** START **

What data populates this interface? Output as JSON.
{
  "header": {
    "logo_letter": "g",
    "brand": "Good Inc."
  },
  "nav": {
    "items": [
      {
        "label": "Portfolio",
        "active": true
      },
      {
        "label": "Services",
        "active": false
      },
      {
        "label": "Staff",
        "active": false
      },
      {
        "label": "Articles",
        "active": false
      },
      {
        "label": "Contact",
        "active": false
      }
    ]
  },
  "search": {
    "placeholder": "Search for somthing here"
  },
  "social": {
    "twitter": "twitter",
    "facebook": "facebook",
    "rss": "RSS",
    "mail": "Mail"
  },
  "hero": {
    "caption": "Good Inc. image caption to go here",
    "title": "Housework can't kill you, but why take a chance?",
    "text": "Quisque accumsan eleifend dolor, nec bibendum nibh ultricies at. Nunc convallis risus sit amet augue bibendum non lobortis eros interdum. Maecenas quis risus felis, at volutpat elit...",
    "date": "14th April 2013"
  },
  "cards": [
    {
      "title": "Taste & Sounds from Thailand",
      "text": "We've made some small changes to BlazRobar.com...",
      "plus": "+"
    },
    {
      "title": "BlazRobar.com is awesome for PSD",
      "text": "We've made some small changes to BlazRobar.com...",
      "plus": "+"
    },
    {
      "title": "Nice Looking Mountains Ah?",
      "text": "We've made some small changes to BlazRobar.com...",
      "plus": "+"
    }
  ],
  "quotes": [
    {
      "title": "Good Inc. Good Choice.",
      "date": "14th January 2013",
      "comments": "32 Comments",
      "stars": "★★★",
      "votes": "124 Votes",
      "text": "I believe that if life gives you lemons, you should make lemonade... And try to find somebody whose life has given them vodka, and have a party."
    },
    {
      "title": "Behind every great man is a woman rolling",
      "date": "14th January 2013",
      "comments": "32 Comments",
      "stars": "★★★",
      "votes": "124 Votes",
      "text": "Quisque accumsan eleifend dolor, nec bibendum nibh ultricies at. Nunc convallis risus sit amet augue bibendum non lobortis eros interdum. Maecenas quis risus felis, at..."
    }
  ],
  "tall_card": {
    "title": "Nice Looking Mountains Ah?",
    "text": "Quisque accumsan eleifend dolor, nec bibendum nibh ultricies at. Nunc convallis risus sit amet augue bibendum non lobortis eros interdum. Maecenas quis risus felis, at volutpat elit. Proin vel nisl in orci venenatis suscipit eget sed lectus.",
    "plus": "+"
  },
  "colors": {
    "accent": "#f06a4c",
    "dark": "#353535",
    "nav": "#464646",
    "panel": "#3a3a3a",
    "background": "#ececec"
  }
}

** END **

## Task brief
Above are the records; retype every one exactly.

## Expected answer
What data populates this interface? Output as JSON.
{
  "header": {
    "logo_letter": "g",
    "brand": "Good Inc."
  },
  "nav": {
    "items": [
      {
        "label": "Portfolio",
        "active": true
      },
      {
        "label": "Services",
        "active": false
      },
      {
        "label": "Staff",
        "active": false
      },
      {
        "label": "Articles",
        "active": false
      },
      {
        "label": "Contact",
        "active": false
      }
    ]
  },
  "search": {
    "placeholder": "Search for somthing here"
  },
  "social": {
    "twitter": "twitter",
    "facebook": "facebook",
    "rss": "RSS",
    "mail": "Mail"
  },
  "hero": {
    "caption": "Good Inc. image caption to go here",
    "title": "Housework can't kill you, but why take a chance?",
    "text": "Quisque accumsan eleifend dolor, nec bibendum nibh ultricies at. Nunc convallis risus sit amet augue bibendum non lobortis eros interdum. Maecenas quis risus felis, at volutpat elit...",
    "date": "14th April 2013"
  },
  "cards": [
    {
      "title": "Taste & Sounds from Thailand",
      "text": "We've made some small changes to BlazRobar.com...",
      "plus": "+"
    },
    {
      "title": "BlazRobar.com is awesome for PSD",
      "text": "We've made some small changes to BlazRobar.com...",
      "plus": "+"
    },
    {
      "title": "Nice Looking Mountains Ah?",
      "text": "We've made some small changes to BlazRobar.com...",
      "plus": "+"
    }
  ],
  "quotes": [
    {
      "title": "Good Inc. Good Choice.",
      "date": "14th January 2013",
      "comments": "32 Comments",
      "stars": "★★★",
      "votes": "124 Votes",
      "text": "I believe that if life gives you lemons, you should make lemonade... And try to find somebody whose life has given them vodka, and have a party."
    },
    {
      "title": "Behind every great man is a woman rolling",
      "date": "14th January 2013",
      "comments": "32 Comments",
      "stars": "★★★",
      "votes": "124 Votes",
      "text": "Quisque accumsan eleifend dolor, nec bibendum nibh ultricies at. Nunc convallis risus sit amet augue bibendum non lobortis eros interdum. Maecenas quis risus felis, at..."
    }
  ],
  "tall_card": {
    "title": "Nice Looking Mountains Ah?",
    "text": "Quisque accumsan eleifend dolor, nec bibendum nibh ultricies at. Nunc convallis risus sit amet augue bibendum non lobortis eros interdum. Maecenas quis risus felis, at volutpat elit. Proin vel nisl in orci venenatis suscipit eget sed lectus.",
    "plus": "+"
  },
  "colors": {
    "accent": "#f06a4c",
    "dark": "#353535",
    "nav": "#464646",
    "panel": "#3a3a3a",
    "background": "#ececec"
  }
}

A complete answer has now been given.